** Given exercise **
Repeat the full listing below verbatim and keep the images out.

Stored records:
# # #
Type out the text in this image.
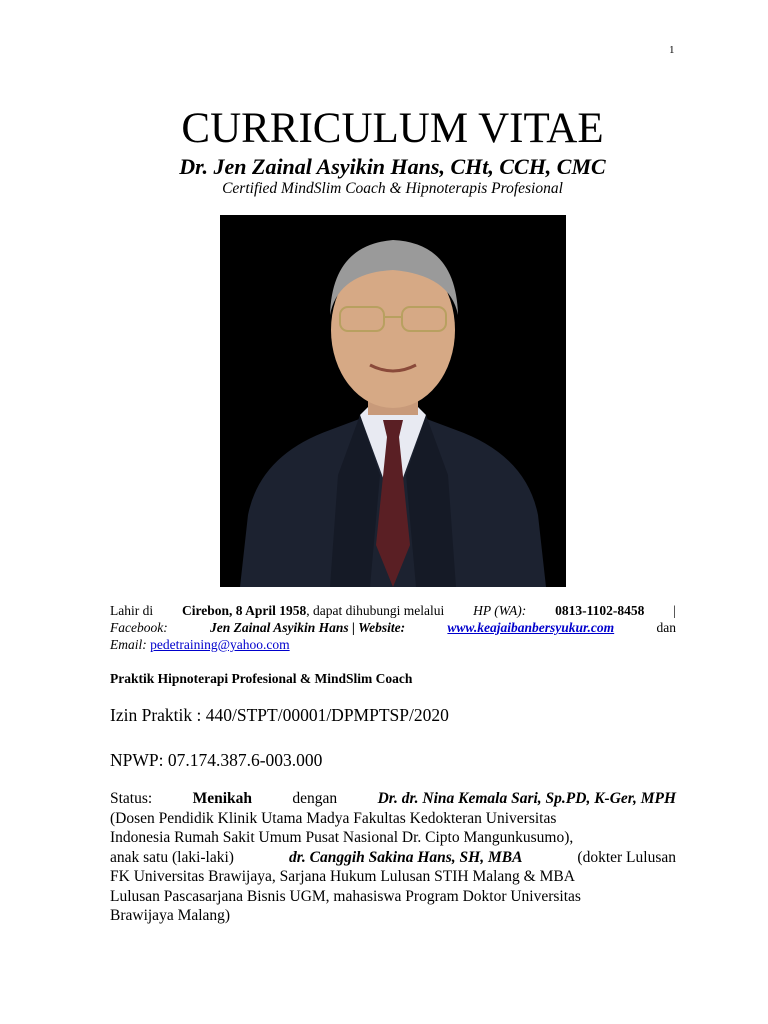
1
CURRICULUM VITAE
Dr. Jen Zainal Asyikin Hans, CHt, CCH, CMC
Certified MindSlim Coach & Hipnoterapis Profesional
Lahir di Cirebon, 8 April 1958, dapat dihubungi melalui HP (WA): 0813-1102-8458 |
Facebook:	Jen Zainal Asyikin Hans | Website:	www.keajaibanbersyukur.com	dan
Email: pedetraining@yahoo.com
Praktik Hipnoterapi Profesional & MindSlim Coach
Izin Praktik : 440/STPT/00001/DPMPTSP/2020
NPWP: 07.174.387.6-003.000
Status:	Menikah	dengan	Dr. dr. Nina Kemala Sari, Sp.PD, K-Ger, MPH
(Dosen Pendidik Klinik Utama Madya Fakultas Kedokteran Universitas
Indonesia Rumah Sakit Umum Pusat Nasional Dr. Cipto Mangunkusumo),
anak satu (laki-laki)	dr. Canggih Sakina Hans, SH, MBA	(dokter Lulusan
FK Universitas Brawijaya, Sarjana Hukum Lulusan STIH Malang & MBA
Lulusan Pascasarjana Bisnis UGM, mahasiswa Program Doktor Universitas
Brawijaya Malang)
# # #
** Task answer **
Type out the text in this image.
1
CURRICULUM VITAE
Dr. Jen Zainal Asyikin Hans, CHt, CCH, CMC
Certified MindSlim Coach & Hipnoterapis Profesional
Lahir di Cirebon, 8 April 1958, dapat dihubungi melalui HP (WA): 0813-1102-8458 |
Facebook:	Jen Zainal Asyikin Hans | Website:	www.keajaibanbersyukur.com	dan
Email: pedetraining@yahoo.com
Praktik Hipnoterapi Profesional & MindSlim Coach
Izin Praktik : 440/STPT/00001/DPMPTSP/2020
NPWP: 07.174.387.6-003.000
Status:	Menikah	dengan	Dr. dr. Nina Kemala Sari, Sp.PD, K-Ger, MPH
(Dosen Pendidik Klinik Utama Madya Fakultas Kedokteran Universitas
Indonesia Rumah Sakit Umum Pusat Nasional Dr. Cipto Mangunkusumo),
anak satu (laki-laki)	dr. Canggih Sakina Hans, SH, MBA	(dokter Lulusan
FK Universitas Brawijaya, Sarjana Hukum Lulusan STIH Malang & MBA
Lulusan Pascasarjana Bisnis UGM, mahasiswa Program Doktor Universitas
Brawijaya Malang)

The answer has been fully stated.